- [Listed entries]

[Start]

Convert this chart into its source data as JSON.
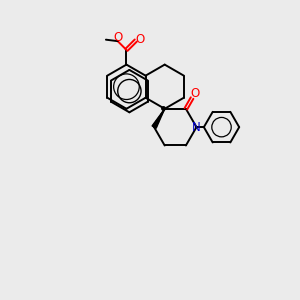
{
  "background_color": "#ebebeb",
  "bond_color": "#000000",
  "oxygen_color": "#ff0000",
  "nitrogen_color": "#0000cc",
  "figsize": [
    3.0,
    3.0
  ],
  "dpi": 100,
  "xlim": [
    0,
    10
  ],
  "ylim": [
    0,
    10
  ]
}
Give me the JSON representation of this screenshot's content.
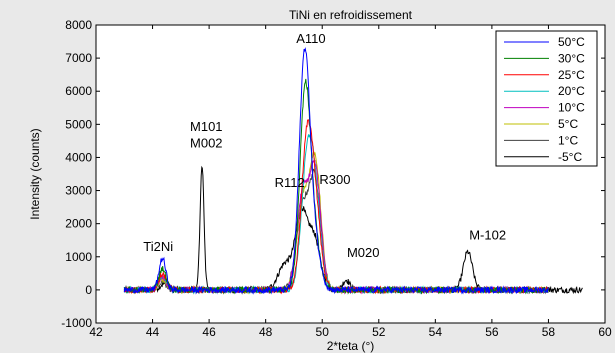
{
  "chart_data": {
    "type": "line",
    "title": "TiNi en refroidissement",
    "xlabel": "2*teta (°)",
    "ylabel": "Intensity (counts)",
    "xlim": [
      42,
      60
    ],
    "ylim": [
      -1000,
      8000
    ],
    "xticks": [
      "42",
      "44",
      "46",
      "48",
      "50",
      "52",
      "54",
      "56",
      "58",
      "60"
    ],
    "yticks": [
      "-1000",
      "0",
      "1000",
      "2000",
      "3000",
      "4000",
      "5000",
      "6000",
      "7000",
      "8000"
    ],
    "grid": false,
    "legend_position": "top-right",
    "series": [
      {
        "name": "50°C",
        "color": "#0000ff",
        "x_range": [
          43.0,
          58.0
        ],
        "peaks": [
          {
            "x": 44.35,
            "h": 950,
            "w": 0.12
          },
          {
            "x": 49.38,
            "h": 7100,
            "w": 0.19
          },
          {
            "x": 49.75,
            "h": 1200,
            "w": 0.2
          }
        ]
      },
      {
        "name": "30°C",
        "color": "#008000",
        "x_range": [
          43.0,
          58.0
        ],
        "peaks": [
          {
            "x": 44.35,
            "h": 650,
            "w": 0.13
          },
          {
            "x": 49.4,
            "h": 6000,
            "w": 0.19
          },
          {
            "x": 49.75,
            "h": 1300,
            "w": 0.2
          }
        ]
      },
      {
        "name": "25°C",
        "color": "#ff0000",
        "x_range": [
          43.0,
          58.0
        ],
        "peaks": [
          {
            "x": 44.35,
            "h": 500,
            "w": 0.13
          },
          {
            "x": 49.45,
            "h": 4200,
            "w": 0.2
          },
          {
            "x": 49.75,
            "h": 2200,
            "w": 0.2
          }
        ]
      },
      {
        "name": "20°C",
        "color": "#00bfbf",
        "x_range": [
          43.0,
          58.0
        ],
        "peaks": [
          {
            "x": 44.35,
            "h": 450,
            "w": 0.13
          },
          {
            "x": 49.45,
            "h": 3500,
            "w": 0.2
          },
          {
            "x": 49.75,
            "h": 2600,
            "w": 0.2
          }
        ]
      },
      {
        "name": "10°C",
        "color": "#bf00bf",
        "x_range": [
          43.0,
          58.0
        ],
        "peaks": [
          {
            "x": 44.35,
            "h": 380,
            "w": 0.13
          },
          {
            "x": 49.3,
            "h": 2800,
            "w": 0.2
          },
          {
            "x": 49.75,
            "h": 3600,
            "w": 0.2
          }
        ]
      },
      {
        "name": "5°C",
        "color": "#bfbf00",
        "x_range": [
          43.0,
          58.0
        ],
        "peaks": [
          {
            "x": 44.35,
            "h": 330,
            "w": 0.14
          },
          {
            "x": 49.3,
            "h": 2600,
            "w": 0.2
          },
          {
            "x": 49.75,
            "h": 3900,
            "w": 0.2
          }
        ]
      },
      {
        "name": "1°C",
        "color": "#404040",
        "x_range": [
          43.0,
          58.0
        ],
        "peaks": [
          {
            "x": 44.35,
            "h": 260,
            "w": 0.14
          },
          {
            "x": 49.3,
            "h": 2400,
            "w": 0.22
          },
          {
            "x": 49.75,
            "h": 3200,
            "w": 0.2
          }
        ]
      },
      {
        "name": "-5°C",
        "color": "#000000",
        "x_range": [
          43.0,
          59.2
        ],
        "peaks": [
          {
            "x": 44.4,
            "h": 180,
            "w": 0.14
          },
          {
            "x": 45.75,
            "h": 3750,
            "w": 0.07
          },
          {
            "x": 48.7,
            "h": 800,
            "w": 0.25
          },
          {
            "x": 49.25,
            "h": 2200,
            "w": 0.2
          },
          {
            "x": 49.7,
            "h": 1600,
            "w": 0.22
          },
          {
            "x": 50.85,
            "h": 300,
            "w": 0.12
          },
          {
            "x": 55.15,
            "h": 1150,
            "w": 0.16
          }
        ]
      }
    ],
    "annotations": [
      {
        "text": "A110",
        "x": 49.6,
        "y": 7450
      },
      {
        "text": "M101",
        "x": 45.9,
        "y": 4800
      },
      {
        "text": "M002",
        "x": 45.9,
        "y": 4300
      },
      {
        "text": "R112",
        "x": 48.85,
        "y": 3100
      },
      {
        "text": "R300",
        "x": 50.45,
        "y": 3200
      },
      {
        "text": "Ti2Ni",
        "x": 44.2,
        "y": 1180
      },
      {
        "text": "M020",
        "x": 51.45,
        "y": 1000
      },
      {
        "text": "M-102",
        "x": 55.85,
        "y": 1520
      }
    ]
  }
}
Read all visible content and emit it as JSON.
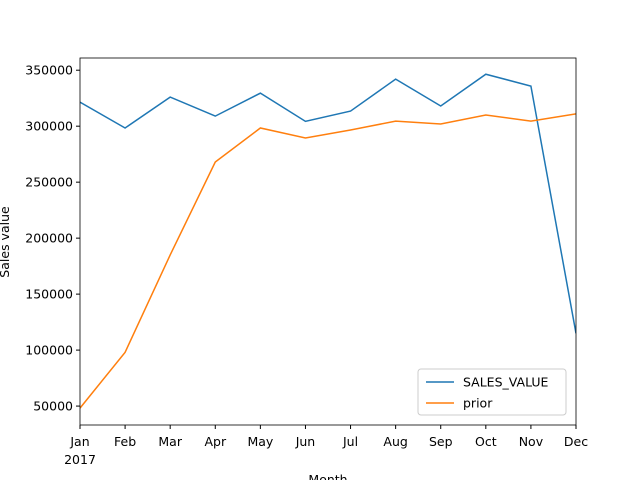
{
  "chart_data": {
    "type": "line",
    "categories": [
      "Jan",
      "Feb",
      "Mar",
      "Apr",
      "May",
      "Jun",
      "Jul",
      "Aug",
      "Sep",
      "Oct",
      "Nov",
      "Dec"
    ],
    "year_label": "2017",
    "xlabel": "Month",
    "ylabel": "Sales value",
    "series": [
      {
        "name": "SALES_VALUE",
        "color": "#1f77b4",
        "values": [
          321500,
          298400,
          326000,
          309000,
          329500,
          304300,
          313500,
          342000,
          318000,
          346400,
          335800,
          115000
        ]
      },
      {
        "name": "prior",
        "color": "#ff7f0e",
        "values": [
          48200,
          98000,
          185000,
          268000,
          298400,
          289500,
          296600,
          304500,
          302000,
          310000,
          304500,
          311000
        ]
      }
    ],
    "ylim": [
      33100,
      360900
    ],
    "yticks": [
      50000,
      100000,
      150000,
      200000,
      250000,
      300000,
      350000
    ],
    "legend": "lower right",
    "grid": false
  }
}
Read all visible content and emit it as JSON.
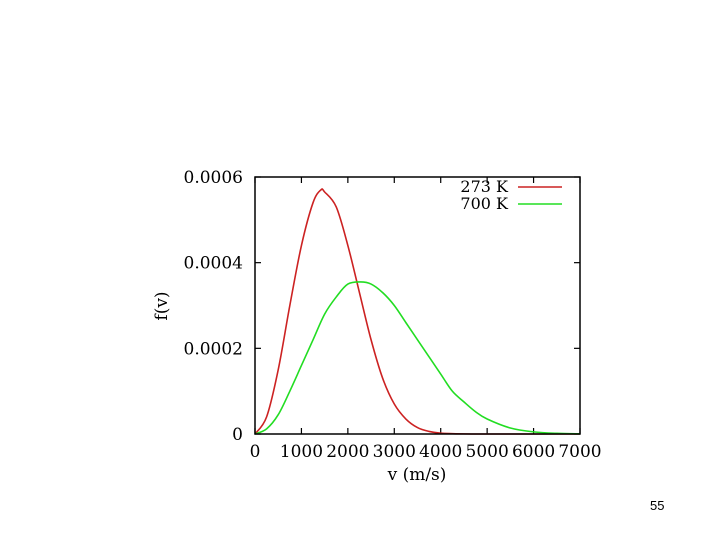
{
  "slide": {
    "page_number": "55"
  },
  "chart_data": {
    "type": "line",
    "title": "",
    "xlabel": "v (m/s)",
    "ylabel": "f(v)",
    "xlim": [
      0,
      7000
    ],
    "ylim": [
      0,
      0.0006
    ],
    "x_ticks": [
      0,
      1000,
      2000,
      3000,
      4000,
      5000,
      6000,
      7000
    ],
    "x_tick_labels": [
      "0",
      "1000",
      "2000",
      "3000",
      "4000",
      "5000",
      "6000",
      "7000"
    ],
    "y_ticks": [
      0,
      0.0002,
      0.0004,
      0.0006
    ],
    "y_tick_labels": [
      "0",
      "0.0002",
      "0.0004",
      "0.0006"
    ],
    "grid": false,
    "legend_position": "top-right",
    "series": [
      {
        "name": "273 K",
        "color": "#cc2222",
        "x": [
          0,
          250,
          500,
          750,
          1000,
          1250,
          1420,
          1500,
          1750,
          2000,
          2250,
          2500,
          2750,
          3000,
          3250,
          3500,
          3750,
          4000,
          4500,
          5000,
          5500,
          6000,
          7000
        ],
        "y": [
          0,
          4e-05,
          0.00015,
          0.0003,
          0.00044,
          0.00054,
          0.00057,
          0.000565,
          0.00053,
          0.00044,
          0.00033,
          0.00022,
          0.00013,
          7e-05,
          3.5e-05,
          1.5e-05,
          6e-06,
          2e-06,
          3e-07,
          0,
          0,
          0,
          0
        ]
      },
      {
        "name": "700 K",
        "color": "#22dd22",
        "x": [
          0,
          250,
          500,
          750,
          1000,
          1250,
          1500,
          1750,
          2000,
          2280,
          2500,
          2750,
          3000,
          3250,
          3500,
          3750,
          4000,
          4250,
          4500,
          4750,
          5000,
          5500,
          6000,
          6500,
          7000
        ],
        "y": [
          0,
          1.2e-05,
          4.5e-05,
          0.0001,
          0.00016,
          0.00022,
          0.00028,
          0.00032,
          0.00035,
          0.000355,
          0.00035,
          0.00033,
          0.0003,
          0.00026,
          0.00022,
          0.00018,
          0.00014,
          0.0001,
          7.5e-05,
          5.2e-05,
          3.5e-05,
          1.4e-05,
          5e-06,
          1.5e-06,
          4e-07
        ]
      }
    ]
  }
}
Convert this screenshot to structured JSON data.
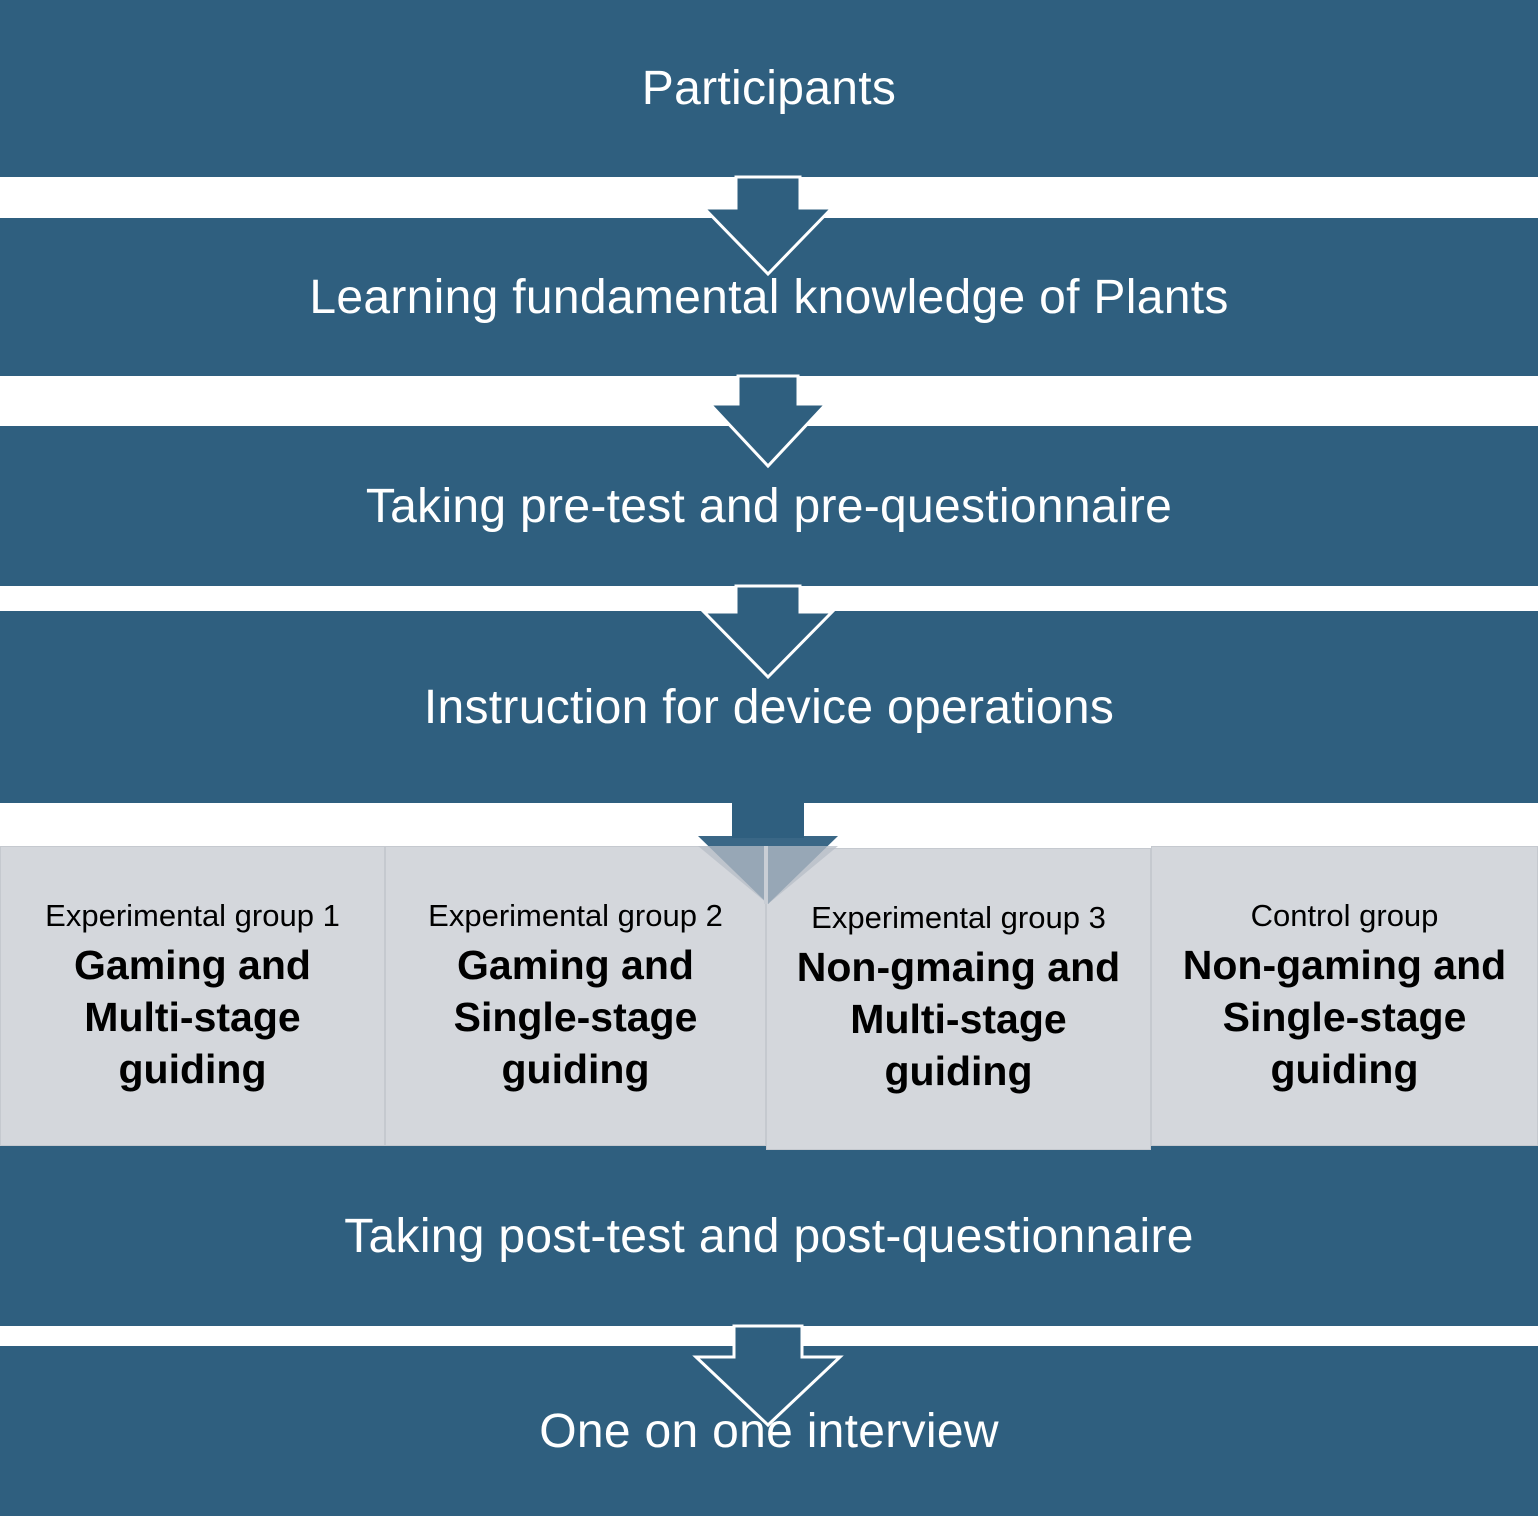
{
  "steps": {
    "participants": "Participants",
    "learning": "Learning fundamental knowledge of Plants",
    "pre_test": "Taking pre-test and pre-questionnaire",
    "instruction": "Instruction for device operations",
    "post_test": "Taking post-test and post-questionnaire",
    "interview": "One on one interview"
  },
  "groups": [
    {
      "label": "Experimental group 1",
      "title": "Gaming and Multi-stage guiding"
    },
    {
      "label": "Experimental group 2",
      "title": "Gaming and Single-stage guiding"
    },
    {
      "label": "Experimental group 3",
      "title": "Non-gmaing and Multi-stage guiding"
    },
    {
      "label": "Control group",
      "title": "Non-gaming and Single-stage guiding"
    }
  ],
  "colors": {
    "band": "#2f5f7f",
    "group_box": "#d4d7dc",
    "text_light": "#ffffff",
    "text_dark": "#000000"
  }
}
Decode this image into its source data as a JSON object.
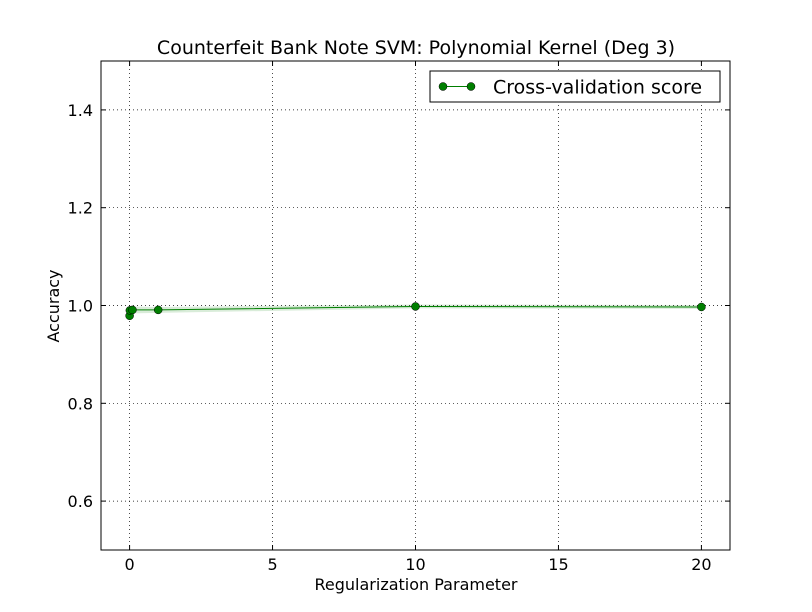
{
  "chart_data": {
    "type": "line",
    "title": "Counterfeit Bank Note SVM: Polynomial Kernel (Deg 3)",
    "xlabel": "Regularization Parameter",
    "ylabel": "Accuracy",
    "xlim": [
      -1,
      21
    ],
    "ylim": [
      0.5,
      1.5
    ],
    "xticks": [
      0,
      5,
      10,
      15,
      20
    ],
    "xtick_labels": [
      "0",
      "5",
      "10",
      "15",
      "20"
    ],
    "yticks": [
      0.6,
      0.8,
      1.0,
      1.2,
      1.4
    ],
    "ytick_labels": [
      "0.6",
      "0.8",
      "1.0",
      "1.2",
      "1.4"
    ],
    "grid": true,
    "legend_position": "top-right",
    "series": [
      {
        "name": "Cross-validation score",
        "color": "#007f00",
        "marker": "circle",
        "x": [
          0.001,
          0.01,
          0.1,
          1,
          10,
          20
        ],
        "y": [
          0.979,
          0.99,
          0.991,
          0.991,
          0.998,
          0.997
        ],
        "band_lower": [
          0.97,
          0.982,
          0.984,
          0.985,
          0.994,
          0.993
        ],
        "band_upper": [
          0.988,
          0.998,
          0.998,
          0.997,
          1.002,
          1.001
        ]
      }
    ]
  }
}
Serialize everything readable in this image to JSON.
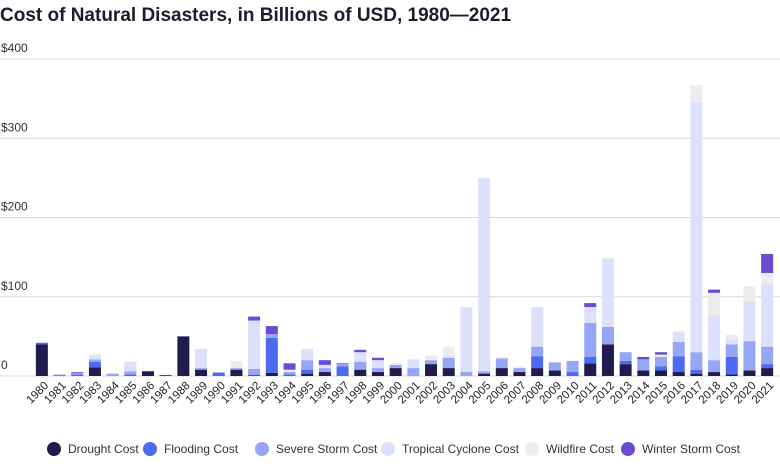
{
  "chart_data": {
    "type": "stacked_bar",
    "title": "Cost of Natural Disasters, in Billions of USD, 1980—2021",
    "categories": [
      "1980",
      "1981",
      "1982",
      "1983",
      "1984",
      "1985",
      "1986",
      "1987",
      "1988",
      "1989",
      "1990",
      "1991",
      "1992",
      "1993",
      "1994",
      "1995",
      "1996",
      "1997",
      "1998",
      "1999",
      "2000",
      "2001",
      "2002",
      "2003",
      "2004",
      "2005",
      "2006",
      "2007",
      "2008",
      "2009",
      "2010",
      "2011",
      "2012",
      "2013",
      "2014",
      "2015",
      "2016",
      "2017",
      "2018",
      "2019",
      "2020",
      "2021"
    ],
    "series": [
      {
        "name": "Drought Cost",
        "color": "#211c4e",
        "values": [
          40,
          0,
          0,
          11,
          0,
          0,
          6,
          1,
          50,
          8,
          0,
          8,
          1,
          4,
          0,
          3,
          5,
          0,
          8,
          5,
          10,
          0,
          15,
          10,
          0,
          3,
          10,
          5,
          10,
          7,
          0,
          16,
          40,
          15,
          7,
          7,
          5,
          3,
          5,
          2,
          7,
          10
        ]
      },
      {
        "name": "Flooding Cost",
        "color": "#4d6bf2",
        "values": [
          2,
          1,
          2,
          7,
          0,
          2,
          0,
          0,
          0,
          0,
          4,
          0,
          0,
          44,
          2,
          5,
          0,
          12,
          0,
          0,
          0,
          0,
          0,
          0,
          0,
          0,
          0,
          0,
          15,
          0,
          5,
          8,
          0,
          4,
          0,
          5,
          20,
          5,
          0,
          22,
          0,
          5
        ]
      },
      {
        "name": "Severe Storm Cost",
        "color": "#94a6f5",
        "values": [
          0,
          1,
          2,
          3,
          3,
          4,
          0,
          0,
          0,
          2,
          1,
          2,
          8,
          5,
          3,
          12,
          5,
          3,
          10,
          5,
          4,
          10,
          5,
          13,
          5,
          3,
          12,
          5,
          12,
          10,
          14,
          43,
          22,
          11,
          14,
          12,
          18,
          22,
          15,
          16,
          37,
          22
        ]
      },
      {
        "name": "Tropical Cyclone Cost",
        "color": "#dce1fb",
        "values": [
          0,
          0,
          0,
          4,
          0,
          12,
          0,
          0,
          0,
          24,
          0,
          0,
          61,
          0,
          0,
          14,
          4,
          0,
          12,
          10,
          0,
          11,
          0,
          3,
          82,
          244,
          0,
          0,
          50,
          0,
          0,
          20,
          86,
          0,
          0,
          0,
          12,
          316,
          57,
          6,
          51,
          80
        ]
      },
      {
        "name": "Wildfire Cost",
        "color": "#ececec",
        "values": [
          0,
          0,
          0,
          3,
          0,
          0,
          0,
          0,
          0,
          0,
          0,
          9,
          0,
          0,
          3,
          0,
          0,
          0,
          0,
          0,
          2,
          0,
          6,
          11,
          0,
          0,
          2,
          2,
          0,
          1,
          0,
          0,
          1,
          0,
          0,
          3,
          2,
          21,
          28,
          6,
          18,
          13
        ]
      },
      {
        "name": "Winter Storm Cost",
        "color": "#6a4ad6",
        "values": [
          0,
          0,
          1,
          0,
          0,
          0,
          0,
          0,
          0,
          0,
          0,
          0,
          5,
          10,
          8,
          0,
          6,
          1,
          3,
          3,
          0,
          0,
          0,
          0,
          0,
          0,
          0,
          0,
          0,
          0,
          0,
          5,
          0,
          0,
          3,
          3,
          0,
          0,
          4,
          0,
          0,
          24
        ]
      }
    ],
    "ylim": [
      0,
      400
    ],
    "yticks": [
      {
        "value": 0,
        "label": "0"
      },
      {
        "value": 100,
        "label": "$100"
      },
      {
        "value": 200,
        "label": "$200"
      },
      {
        "value": 300,
        "label": "$300"
      },
      {
        "value": 400,
        "label": "$400"
      }
    ],
    "grid": true
  }
}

[End]

- [Work to complete]
Set out every line from the material that contains the string "Storm".

- [Reply to the task]
        "name": "Severe Storm Cost",
        "name": "Winter Storm Cost",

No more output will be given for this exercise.